**YOUR OBJECTIVE**:
Please write out the material below exactly as given.

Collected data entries
==========
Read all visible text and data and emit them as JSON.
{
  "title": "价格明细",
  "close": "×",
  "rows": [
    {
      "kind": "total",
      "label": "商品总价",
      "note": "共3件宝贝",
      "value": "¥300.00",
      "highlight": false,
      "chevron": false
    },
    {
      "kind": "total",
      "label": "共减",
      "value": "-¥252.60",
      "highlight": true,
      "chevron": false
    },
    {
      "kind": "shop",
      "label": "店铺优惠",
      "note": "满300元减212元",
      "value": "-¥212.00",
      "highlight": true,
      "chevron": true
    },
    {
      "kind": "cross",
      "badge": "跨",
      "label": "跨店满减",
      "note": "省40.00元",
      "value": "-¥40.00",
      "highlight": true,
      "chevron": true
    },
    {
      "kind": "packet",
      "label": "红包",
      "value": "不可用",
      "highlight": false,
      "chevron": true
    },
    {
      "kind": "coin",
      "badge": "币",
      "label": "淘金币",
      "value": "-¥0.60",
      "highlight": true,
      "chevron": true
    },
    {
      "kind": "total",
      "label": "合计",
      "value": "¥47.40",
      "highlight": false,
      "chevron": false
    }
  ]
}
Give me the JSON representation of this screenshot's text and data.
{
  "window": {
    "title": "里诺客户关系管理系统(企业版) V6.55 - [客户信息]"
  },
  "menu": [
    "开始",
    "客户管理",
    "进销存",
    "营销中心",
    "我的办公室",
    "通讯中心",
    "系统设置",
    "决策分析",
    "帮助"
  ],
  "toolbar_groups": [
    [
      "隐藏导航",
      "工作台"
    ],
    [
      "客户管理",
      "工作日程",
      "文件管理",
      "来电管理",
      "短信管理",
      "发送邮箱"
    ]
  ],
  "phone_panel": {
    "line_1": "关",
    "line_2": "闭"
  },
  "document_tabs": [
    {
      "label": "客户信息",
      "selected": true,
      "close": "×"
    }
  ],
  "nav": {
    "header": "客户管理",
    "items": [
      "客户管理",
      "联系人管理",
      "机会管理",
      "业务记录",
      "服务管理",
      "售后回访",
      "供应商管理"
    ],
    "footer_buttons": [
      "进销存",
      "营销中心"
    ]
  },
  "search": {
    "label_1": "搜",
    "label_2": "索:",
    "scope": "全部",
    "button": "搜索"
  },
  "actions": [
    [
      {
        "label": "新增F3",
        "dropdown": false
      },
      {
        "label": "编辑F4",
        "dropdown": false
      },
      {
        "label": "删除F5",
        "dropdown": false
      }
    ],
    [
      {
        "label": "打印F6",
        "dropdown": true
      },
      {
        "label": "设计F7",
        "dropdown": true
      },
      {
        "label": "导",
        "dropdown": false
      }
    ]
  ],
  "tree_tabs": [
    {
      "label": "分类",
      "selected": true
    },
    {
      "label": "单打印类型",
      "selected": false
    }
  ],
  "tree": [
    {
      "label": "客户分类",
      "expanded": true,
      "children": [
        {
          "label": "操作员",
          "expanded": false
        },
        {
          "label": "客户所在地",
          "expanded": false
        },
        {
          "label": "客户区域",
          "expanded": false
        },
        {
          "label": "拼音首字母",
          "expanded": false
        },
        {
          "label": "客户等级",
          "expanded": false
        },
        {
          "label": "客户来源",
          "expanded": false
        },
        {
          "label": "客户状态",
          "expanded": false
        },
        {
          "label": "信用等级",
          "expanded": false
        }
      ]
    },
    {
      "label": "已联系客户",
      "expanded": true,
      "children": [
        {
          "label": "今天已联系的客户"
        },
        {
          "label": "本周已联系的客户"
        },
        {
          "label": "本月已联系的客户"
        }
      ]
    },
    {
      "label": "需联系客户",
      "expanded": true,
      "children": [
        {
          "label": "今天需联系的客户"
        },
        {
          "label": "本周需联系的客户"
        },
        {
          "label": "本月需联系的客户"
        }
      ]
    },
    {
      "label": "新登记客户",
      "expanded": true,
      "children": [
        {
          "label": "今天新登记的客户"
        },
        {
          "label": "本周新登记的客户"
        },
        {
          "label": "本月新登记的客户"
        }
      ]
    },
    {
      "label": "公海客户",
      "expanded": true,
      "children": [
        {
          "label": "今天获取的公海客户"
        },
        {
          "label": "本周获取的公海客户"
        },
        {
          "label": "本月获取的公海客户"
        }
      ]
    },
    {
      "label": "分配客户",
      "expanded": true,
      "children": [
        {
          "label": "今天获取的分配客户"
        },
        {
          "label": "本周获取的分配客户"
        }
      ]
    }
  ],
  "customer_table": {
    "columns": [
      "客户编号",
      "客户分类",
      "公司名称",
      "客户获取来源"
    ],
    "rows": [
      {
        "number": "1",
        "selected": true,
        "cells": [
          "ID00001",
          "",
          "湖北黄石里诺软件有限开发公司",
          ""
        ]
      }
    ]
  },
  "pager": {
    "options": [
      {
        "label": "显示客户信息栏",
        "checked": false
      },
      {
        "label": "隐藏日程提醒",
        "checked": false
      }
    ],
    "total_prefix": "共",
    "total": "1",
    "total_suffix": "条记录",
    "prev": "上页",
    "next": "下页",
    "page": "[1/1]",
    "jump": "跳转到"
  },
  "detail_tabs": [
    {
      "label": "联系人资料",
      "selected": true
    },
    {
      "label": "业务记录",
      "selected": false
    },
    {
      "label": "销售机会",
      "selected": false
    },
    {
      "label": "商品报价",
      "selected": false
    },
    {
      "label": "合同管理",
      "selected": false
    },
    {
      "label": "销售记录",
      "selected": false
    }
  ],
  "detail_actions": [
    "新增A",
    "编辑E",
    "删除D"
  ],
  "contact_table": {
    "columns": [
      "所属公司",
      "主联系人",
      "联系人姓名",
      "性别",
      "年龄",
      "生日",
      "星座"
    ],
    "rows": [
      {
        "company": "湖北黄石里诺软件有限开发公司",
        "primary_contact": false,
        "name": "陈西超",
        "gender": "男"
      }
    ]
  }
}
==========
**RESULT**:
Read all visible text and data and emit them as JSON.
{
  "title": "价格明细",
  "close": "×",
  "rows": [
    {
      "kind": "total",
      "label": "商品总价",
      "note": "共3件宝贝",
      "value": "¥300.00",
      "highlight": false,
      "chevron": false
    },
    {
      "kind": "total",
      "label": "共减",
      "value": "-¥252.60",
      "highlight": true,
      "chevron": false
    },
    {
      "kind": "shop",
      "label": "店铺优惠",
      "note": "满300元减212元",
      "value": "-¥212.00",
      "highlight": true,
      "chevron": true
    },
    {
      "kind": "cross",
      "badge": "跨",
      "label": "跨店满减",
      "note": "省40.00元",
      "value": "-¥40.00",
      "highlight": true,
      "chevron": true
    },
    {
      "kind": "packet",
      "label": "红包",
      "value": "不可用",
      "highlight": false,
      "chevron": true
    },
    {
      "kind": "coin",
      "badge": "币",
      "label": "淘金币",
      "value": "-¥0.60",
      "highlight": true,
      "chevron": true
    },
    {
      "kind": "total",
      "label": "合计",
      "value": "¥47.40",
      "highlight": false,
      "chevron": false
    }
  ]
}
Give me the JSON representation of this screenshot's text and data.
{
  "window": {
    "title": "里诺客户关系管理系统(企业版) V6.55 - [客户信息]"
  },
  "menu": [
    "开始",
    "客户管理",
    "进销存",
    "营销中心",
    "我的办公室",
    "通讯中心",
    "系统设置",
    "决策分析",
    "帮助"
  ],
  "toolbar_groups": [
    [
      "隐藏导航",
      "工作台"
    ],
    [
      "客户管理",
      "工作日程",
      "文件管理",
      "来电管理",
      "短信管理",
      "发送邮箱"
    ]
  ],
  "phone_panel": {
    "line_1": "关",
    "line_2": "闭"
  },
  "document_tabs": [
    {
      "label": "客户信息",
      "selected": true,
      "close": "×"
    }
  ],
  "nav": {
    "header": "客户管理",
    "items": [
      "客户管理",
      "联系人管理",
      "机会管理",
      "业务记录",
      "服务管理",
      "售后回访",
      "供应商管理"
    ],
    "footer_buttons": [
      "进销存",
      "营销中心"
    ]
  },
  "search": {
    "label_1": "搜",
    "label_2": "索:",
    "scope": "全部",
    "button": "搜索"
  },
  "actions": [
    [
      {
        "label": "新增F3",
        "dropdown": false
      },
      {
        "label": "编辑F4",
        "dropdown": false
      },
      {
        "label": "删除F5",
        "dropdown": false
      }
    ],
    [
      {
        "label": "打印F6",
        "dropdown": true
      },
      {
        "label": "设计F7",
        "dropdown": true
      },
      {
        "label": "导",
        "dropdown": false
      }
    ]
  ],
  "tree_tabs": [
    {
      "label": "分类",
      "selected": true
    },
    {
      "label": "单打印类型",
      "selected": false
    }
  ],
  "tree": [
    {
      "label": "客户分类",
      "expanded": true,
      "children": [
        {
          "label": "操作员",
          "expanded": false
        },
        {
          "label": "客户所在地",
          "expanded": false
        },
        {
          "label": "客户区域",
          "expanded": false
        },
        {
          "label": "拼音首字母",
          "expanded": false
        },
        {
          "label": "客户等级",
          "expanded": false
        },
        {
          "label": "客户来源",
          "expanded": false
        },
        {
          "label": "客户状态",
          "expanded": false
        },
        {
          "label": "信用等级",
          "expanded": false
        }
      ]
    },
    {
      "label": "已联系客户",
      "expanded": true,
      "children": [
        {
          "label": "今天已联系的客户"
        },
        {
          "label": "本周已联系的客户"
        },
        {
          "label": "本月已联系的客户"
        }
      ]
    },
    {
      "label": "需联系客户",
      "expanded": true,
      "children": [
        {
          "label": "今天需联系的客户"
        },
        {
          "label": "本周需联系的客户"
        },
        {
          "label": "本月需联系的客户"
        }
      ]
    },
    {
      "label": "新登记客户",
      "expanded": true,
      "children": [
        {
          "label": "今天新登记的客户"
        },
        {
          "label": "本周新登记的客户"
        },
        {
          "label": "本月新登记的客户"
        }
      ]
    },
    {
      "label": "公海客户",
      "expanded": true,
      "children": [
        {
          "label": "今天获取的公海客户"
        },
        {
          "label": "本周获取的公海客户"
        },
        {
          "label": "本月获取的公海客户"
        }
      ]
    },
    {
      "label": "分配客户",
      "expanded": true,
      "children": [
        {
          "label": "今天获取的分配客户"
        },
        {
          "label": "本周获取的分配客户"
        }
      ]
    }
  ],
  "customer_table": {
    "columns": [
      "客户编号",
      "客户分类",
      "公司名称",
      "客户获取来源"
    ],
    "rows": [
      {
        "number": "1",
        "selected": true,
        "cells": [
          "ID00001",
          "",
          "湖北黄石里诺软件有限开发公司",
          ""
        ]
      }
    ]
  },
  "pager": {
    "options": [
      {
        "label": "显示客户信息栏",
        "checked": false
      },
      {
        "label": "隐藏日程提醒",
        "checked": false
      }
    ],
    "total_prefix": "共",
    "total": "1",
    "total_suffix": "条记录",
    "prev": "上页",
    "next": "下页",
    "page": "[1/1]",
    "jump": "跳转到"
  },
  "detail_tabs": [
    {
      "label": "联系人资料",
      "selected": true
    },
    {
      "label": "业务记录",
      "selected": false
    },
    {
      "label": "销售机会",
      "selected": false
    },
    {
      "label": "商品报价",
      "selected": false
    },
    {
      "label": "合同管理",
      "selected": false
    },
    {
      "label": "销售记录",
      "selected": false
    }
  ],
  "detail_actions": [
    "新增A",
    "编辑E",
    "删除D"
  ],
  "contact_table": {
    "columns": [
      "所属公司",
      "主联系人",
      "联系人姓名",
      "性别",
      "年龄",
      "生日",
      "星座"
    ],
    "rows": [
      {
        "company": "湖北黄石里诺软件有限开发公司",
        "primary_contact": false,
        "name": "陈西超",
        "gender": "男"
      }
    ]
  }
}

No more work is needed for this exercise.